■ Exercise objective ■
Copy every line in the records below that contains the word "Modelo".

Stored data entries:
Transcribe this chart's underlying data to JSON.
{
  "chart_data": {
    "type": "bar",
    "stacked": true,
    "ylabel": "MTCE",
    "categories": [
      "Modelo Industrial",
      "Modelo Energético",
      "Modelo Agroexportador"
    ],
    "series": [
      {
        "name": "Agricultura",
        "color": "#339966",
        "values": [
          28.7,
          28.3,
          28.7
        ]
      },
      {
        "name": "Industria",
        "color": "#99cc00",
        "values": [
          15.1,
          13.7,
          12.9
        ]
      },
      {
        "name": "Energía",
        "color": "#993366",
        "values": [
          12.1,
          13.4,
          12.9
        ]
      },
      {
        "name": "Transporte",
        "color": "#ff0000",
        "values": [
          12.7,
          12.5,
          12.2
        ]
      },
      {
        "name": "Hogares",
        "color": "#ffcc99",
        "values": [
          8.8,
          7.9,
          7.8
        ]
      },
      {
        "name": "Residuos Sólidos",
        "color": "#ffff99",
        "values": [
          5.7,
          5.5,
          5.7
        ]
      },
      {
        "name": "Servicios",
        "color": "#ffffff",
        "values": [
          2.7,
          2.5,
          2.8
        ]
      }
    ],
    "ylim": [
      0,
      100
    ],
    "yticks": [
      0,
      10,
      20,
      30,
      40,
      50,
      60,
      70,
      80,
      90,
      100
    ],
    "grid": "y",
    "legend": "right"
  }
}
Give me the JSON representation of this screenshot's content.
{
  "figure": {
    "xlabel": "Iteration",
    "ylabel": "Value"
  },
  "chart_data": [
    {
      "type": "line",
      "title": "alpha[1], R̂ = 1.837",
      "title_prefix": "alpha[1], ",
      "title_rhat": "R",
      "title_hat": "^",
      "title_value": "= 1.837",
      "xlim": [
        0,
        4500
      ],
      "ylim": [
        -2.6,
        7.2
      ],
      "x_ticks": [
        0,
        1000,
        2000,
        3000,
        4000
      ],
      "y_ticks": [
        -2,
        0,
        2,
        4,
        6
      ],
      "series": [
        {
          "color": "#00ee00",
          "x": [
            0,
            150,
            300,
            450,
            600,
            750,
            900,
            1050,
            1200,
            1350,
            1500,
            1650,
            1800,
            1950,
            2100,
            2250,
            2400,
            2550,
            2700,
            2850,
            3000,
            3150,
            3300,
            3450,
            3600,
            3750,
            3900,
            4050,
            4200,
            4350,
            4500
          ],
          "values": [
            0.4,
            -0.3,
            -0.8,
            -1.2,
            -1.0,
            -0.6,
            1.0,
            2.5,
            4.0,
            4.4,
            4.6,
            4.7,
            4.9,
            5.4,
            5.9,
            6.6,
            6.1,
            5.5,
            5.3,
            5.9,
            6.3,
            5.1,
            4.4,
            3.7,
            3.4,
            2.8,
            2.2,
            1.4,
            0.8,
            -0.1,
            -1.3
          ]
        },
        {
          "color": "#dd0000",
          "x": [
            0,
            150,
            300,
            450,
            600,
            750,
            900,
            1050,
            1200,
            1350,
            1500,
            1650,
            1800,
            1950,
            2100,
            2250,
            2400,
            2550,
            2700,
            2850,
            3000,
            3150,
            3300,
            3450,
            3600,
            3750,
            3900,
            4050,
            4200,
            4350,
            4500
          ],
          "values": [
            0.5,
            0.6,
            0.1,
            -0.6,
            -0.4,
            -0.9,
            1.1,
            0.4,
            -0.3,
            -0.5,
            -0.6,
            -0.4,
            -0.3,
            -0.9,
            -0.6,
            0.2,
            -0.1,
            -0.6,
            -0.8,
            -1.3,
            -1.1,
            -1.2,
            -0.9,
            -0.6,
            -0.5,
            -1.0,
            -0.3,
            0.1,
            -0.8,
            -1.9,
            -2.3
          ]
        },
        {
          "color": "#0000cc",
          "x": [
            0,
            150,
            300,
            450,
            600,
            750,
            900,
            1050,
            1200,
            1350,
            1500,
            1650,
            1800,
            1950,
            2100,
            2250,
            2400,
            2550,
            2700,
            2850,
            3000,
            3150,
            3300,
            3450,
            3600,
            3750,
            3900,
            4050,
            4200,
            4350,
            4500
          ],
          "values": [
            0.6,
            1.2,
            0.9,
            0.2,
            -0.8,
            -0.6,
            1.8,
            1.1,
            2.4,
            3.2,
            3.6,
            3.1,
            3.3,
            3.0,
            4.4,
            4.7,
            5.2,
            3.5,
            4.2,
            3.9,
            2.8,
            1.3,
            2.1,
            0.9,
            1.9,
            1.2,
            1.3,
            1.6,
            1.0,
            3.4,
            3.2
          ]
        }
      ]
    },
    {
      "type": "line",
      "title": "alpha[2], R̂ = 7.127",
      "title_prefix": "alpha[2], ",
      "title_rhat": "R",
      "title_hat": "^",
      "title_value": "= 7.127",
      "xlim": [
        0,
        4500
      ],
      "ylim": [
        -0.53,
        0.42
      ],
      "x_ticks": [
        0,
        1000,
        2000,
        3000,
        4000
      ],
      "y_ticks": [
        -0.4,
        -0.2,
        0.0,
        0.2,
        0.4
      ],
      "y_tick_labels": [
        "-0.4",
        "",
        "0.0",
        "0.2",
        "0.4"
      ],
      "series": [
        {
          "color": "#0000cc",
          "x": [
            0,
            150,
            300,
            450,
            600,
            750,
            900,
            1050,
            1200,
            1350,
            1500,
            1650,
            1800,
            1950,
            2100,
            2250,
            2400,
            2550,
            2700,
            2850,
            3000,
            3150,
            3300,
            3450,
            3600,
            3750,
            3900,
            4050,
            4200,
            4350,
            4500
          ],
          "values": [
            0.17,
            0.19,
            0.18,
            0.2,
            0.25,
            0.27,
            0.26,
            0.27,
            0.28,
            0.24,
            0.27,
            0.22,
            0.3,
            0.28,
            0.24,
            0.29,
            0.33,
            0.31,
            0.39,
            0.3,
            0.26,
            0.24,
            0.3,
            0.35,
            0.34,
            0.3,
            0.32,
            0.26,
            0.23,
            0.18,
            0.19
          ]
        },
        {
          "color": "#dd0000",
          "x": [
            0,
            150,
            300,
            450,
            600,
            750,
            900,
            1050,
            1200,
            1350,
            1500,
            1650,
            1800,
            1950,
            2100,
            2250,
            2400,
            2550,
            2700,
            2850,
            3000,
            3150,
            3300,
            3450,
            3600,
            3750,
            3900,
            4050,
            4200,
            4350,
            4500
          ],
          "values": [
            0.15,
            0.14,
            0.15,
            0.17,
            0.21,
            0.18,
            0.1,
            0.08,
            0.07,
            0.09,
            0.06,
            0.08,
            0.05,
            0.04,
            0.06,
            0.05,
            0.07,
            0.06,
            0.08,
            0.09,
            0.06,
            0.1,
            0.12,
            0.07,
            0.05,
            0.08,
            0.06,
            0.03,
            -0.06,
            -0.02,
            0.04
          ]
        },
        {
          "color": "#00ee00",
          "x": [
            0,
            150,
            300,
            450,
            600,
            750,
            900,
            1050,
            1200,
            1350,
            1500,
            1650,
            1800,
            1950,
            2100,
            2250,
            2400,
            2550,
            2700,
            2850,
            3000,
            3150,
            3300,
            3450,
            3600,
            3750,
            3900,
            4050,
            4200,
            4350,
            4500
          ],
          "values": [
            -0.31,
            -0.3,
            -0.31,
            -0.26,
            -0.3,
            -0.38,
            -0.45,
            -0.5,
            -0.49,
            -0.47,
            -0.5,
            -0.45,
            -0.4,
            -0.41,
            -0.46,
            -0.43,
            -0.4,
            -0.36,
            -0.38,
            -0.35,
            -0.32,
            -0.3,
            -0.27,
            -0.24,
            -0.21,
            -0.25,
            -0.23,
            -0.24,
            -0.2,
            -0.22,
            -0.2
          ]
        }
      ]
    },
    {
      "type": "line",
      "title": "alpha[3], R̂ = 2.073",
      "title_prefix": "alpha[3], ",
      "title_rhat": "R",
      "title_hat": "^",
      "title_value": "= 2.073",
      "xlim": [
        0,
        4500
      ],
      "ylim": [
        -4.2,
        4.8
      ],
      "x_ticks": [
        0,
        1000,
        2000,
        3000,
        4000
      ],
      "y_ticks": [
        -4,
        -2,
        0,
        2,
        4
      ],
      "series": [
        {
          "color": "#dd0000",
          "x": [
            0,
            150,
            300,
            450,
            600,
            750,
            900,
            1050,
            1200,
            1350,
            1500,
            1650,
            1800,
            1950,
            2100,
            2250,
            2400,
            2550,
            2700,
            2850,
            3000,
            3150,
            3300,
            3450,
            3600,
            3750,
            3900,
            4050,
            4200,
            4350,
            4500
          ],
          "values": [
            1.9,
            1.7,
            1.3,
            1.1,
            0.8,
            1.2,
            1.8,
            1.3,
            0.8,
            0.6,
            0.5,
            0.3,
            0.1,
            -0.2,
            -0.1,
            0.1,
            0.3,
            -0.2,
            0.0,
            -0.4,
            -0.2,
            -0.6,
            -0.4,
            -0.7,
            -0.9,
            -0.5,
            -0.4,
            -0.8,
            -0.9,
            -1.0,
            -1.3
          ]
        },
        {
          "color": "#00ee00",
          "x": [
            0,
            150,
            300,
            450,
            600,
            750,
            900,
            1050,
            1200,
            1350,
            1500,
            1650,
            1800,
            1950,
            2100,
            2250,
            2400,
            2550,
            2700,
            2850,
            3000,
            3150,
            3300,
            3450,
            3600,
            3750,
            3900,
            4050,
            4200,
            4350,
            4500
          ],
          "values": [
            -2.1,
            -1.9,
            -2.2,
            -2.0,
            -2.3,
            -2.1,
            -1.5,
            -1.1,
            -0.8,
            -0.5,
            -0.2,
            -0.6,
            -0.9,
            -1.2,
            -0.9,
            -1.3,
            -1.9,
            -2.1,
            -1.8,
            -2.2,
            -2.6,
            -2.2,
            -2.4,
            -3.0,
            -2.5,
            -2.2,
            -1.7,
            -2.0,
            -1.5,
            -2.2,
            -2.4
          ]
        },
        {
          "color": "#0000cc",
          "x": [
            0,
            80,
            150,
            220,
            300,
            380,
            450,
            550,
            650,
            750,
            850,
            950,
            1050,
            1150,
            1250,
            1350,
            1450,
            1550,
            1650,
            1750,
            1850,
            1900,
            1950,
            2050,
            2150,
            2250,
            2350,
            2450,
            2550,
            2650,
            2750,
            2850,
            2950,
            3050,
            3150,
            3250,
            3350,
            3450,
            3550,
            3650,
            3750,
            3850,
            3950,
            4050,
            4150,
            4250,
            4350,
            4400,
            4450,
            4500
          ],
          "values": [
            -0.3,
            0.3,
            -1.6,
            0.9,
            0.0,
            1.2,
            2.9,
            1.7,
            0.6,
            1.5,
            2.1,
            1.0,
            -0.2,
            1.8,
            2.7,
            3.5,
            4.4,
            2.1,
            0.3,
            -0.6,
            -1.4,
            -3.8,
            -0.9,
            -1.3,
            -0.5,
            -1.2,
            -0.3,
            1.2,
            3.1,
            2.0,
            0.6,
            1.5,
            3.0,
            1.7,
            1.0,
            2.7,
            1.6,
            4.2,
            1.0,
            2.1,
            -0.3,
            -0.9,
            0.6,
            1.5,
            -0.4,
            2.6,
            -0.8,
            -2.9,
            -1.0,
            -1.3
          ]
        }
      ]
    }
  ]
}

■ Solution to this exercise ■
      "Modelo Industrial",
      "Modelo Energético",
      "Modelo Agroexportador"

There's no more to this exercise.